Data items:
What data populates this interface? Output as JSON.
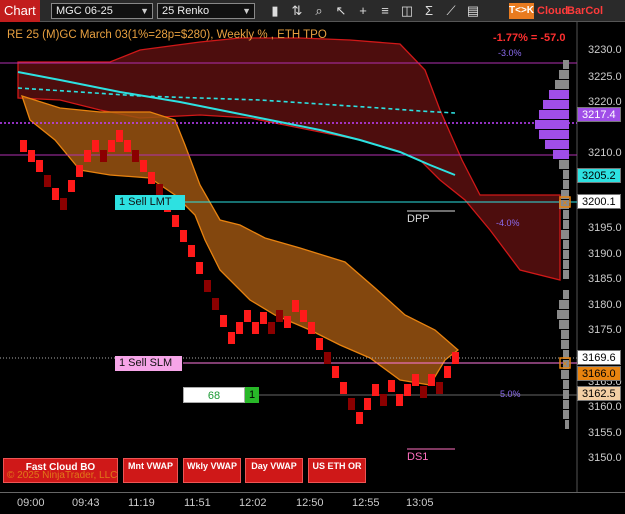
{
  "toolbar": {
    "chart_tab": "Chart",
    "instrument": "MGC 06-25",
    "bar_type": "25 Renko",
    "tk_badge": "T<>K",
    "cloud_label": "Cloud",
    "barcol_label": "BarCol",
    "icons": [
      "bar-style-icon",
      "draw-tools-icon",
      "zoom-icon",
      "pointer-icon",
      "crosshair-icon",
      "text-tool-icon",
      "measure-icon",
      "indicator-icon",
      "strategy-icon",
      "properties-icon"
    ]
  },
  "chart": {
    "title": "RE 25 (M)GC March 03(1%=28p=$280), Weekly % , ETH TPO",
    "pct_change": "-1.77% = -57.0",
    "level_labels": [
      "-3.0%",
      "-4.0%",
      "5.0%"
    ],
    "dpp_label": "DPP",
    "ds1_label": "DS1",
    "price_axis": [
      "3230.0",
      "3225.0",
      "3220.0",
      "3210.0",
      "3195.0",
      "3190.0",
      "3185.0",
      "3180.0",
      "3175.0",
      "3165.0",
      "3160.0",
      "3155.0",
      "3150.0"
    ],
    "price_flags": {
      "vwap_level": "3217.4",
      "cyan_level": "3205.2",
      "limit_level": "3200.1",
      "current_price": "3169.6",
      "sell_slm_level": "3166.0",
      "orange_level": "3162.5"
    },
    "colors": {
      "red_cloud": "#8b1a1a",
      "orange_cloud": "#b8680f",
      "brick_red": "#ff1a1a",
      "brick_dark": "#8b0000",
      "cyan": "#2de1e1",
      "purple": "#a04ee8"
    }
  },
  "orders": {
    "limit_label": "1 Sell LMT",
    "slm_label": "1 Sell SLM",
    "quantity": "68",
    "qty_button": "1"
  },
  "bottom": {
    "buttons": [
      "Fast Cloud BO",
      "Mnt VWAP",
      "Wkly VWAP",
      "Day VWAP",
      "US ETH OR"
    ],
    "copyright": "© 2025 NinjaTrader, LLC"
  },
  "time_axis": [
    "09:00",
    "09:43",
    "11:19",
    "11:51",
    "12:02",
    "12:50",
    "12:55",
    "13:05"
  ]
}
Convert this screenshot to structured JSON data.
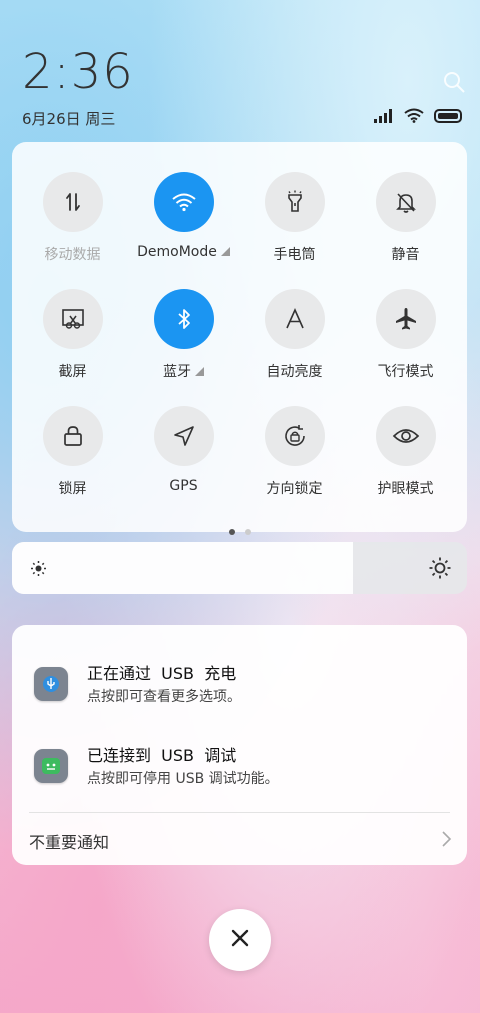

Your task:
Reproduce the material in full, word for word, and omit the pictures.

Output of the task:
What data populates this interface? Output as JSON.
{
  "toolbar": {
    "chart_tab": "Chart",
    "instrument": "MGC 06-25",
    "bar_type": "25 Renko",
    "tk_badge": "T<>K",
    "cloud_label": "Cloud",
    "barcol_label": "BarCol",
    "icons": [
      "bar-style-icon",
      "draw-tools-icon",
      "zoom-icon",
      "pointer-icon",
      "crosshair-icon",
      "text-tool-icon",
      "measure-icon",
      "indicator-icon",
      "strategy-icon",
      "properties-icon"
    ]
  },
  "chart": {
    "title": "RE 25 (M)GC March 03(1%=28p=$280), Weekly % , ETH TPO",
    "pct_change": "-1.77% = -57.0",
    "level_labels": [
      "-3.0%",
      "-4.0%",
      "5.0%"
    ],
    "dpp_label": "DPP",
    "ds1_label": "DS1",
    "price_axis": [
      "3230.0",
      "3225.0",
      "3220.0",
      "3210.0",
      "3195.0",
      "3190.0",
      "3185.0",
      "3180.0",
      "3175.0",
      "3165.0",
      "3160.0",
      "3155.0",
      "3150.0"
    ],
    "price_flags": {
      "vwap_level": "3217.4",
      "cyan_level": "3205.2",
      "limit_level": "3200.1",
      "current_price": "3169.6",
      "sell_slm_level": "3166.0",
      "orange_level": "3162.5"
    },
    "colors": {
      "red_cloud": "#8b1a1a",
      "orange_cloud": "#b8680f",
      "brick_red": "#ff1a1a",
      "brick_dark": "#8b0000",
      "cyan": "#2de1e1",
      "purple": "#a04ee8"
    }
  },
  "orders": {
    "limit_label": "1 Sell LMT",
    "slm_label": "1 Sell SLM",
    "quantity": "68",
    "qty_button": "1"
  },
  "bottom": {
    "buttons": [
      "Fast Cloud BO",
      "Mnt VWAP",
      "Wkly VWAP",
      "Day VWAP",
      "US ETH OR"
    ],
    "copyright": "© 2025 NinjaTrader, LLC"
  },
  "time_axis": [
    "09:00",
    "09:43",
    "11:19",
    "11:51",
    "12:02",
    "12:50",
    "12:55",
    "13:05"
  ]
}
Convert this screenshot to structured JSON data.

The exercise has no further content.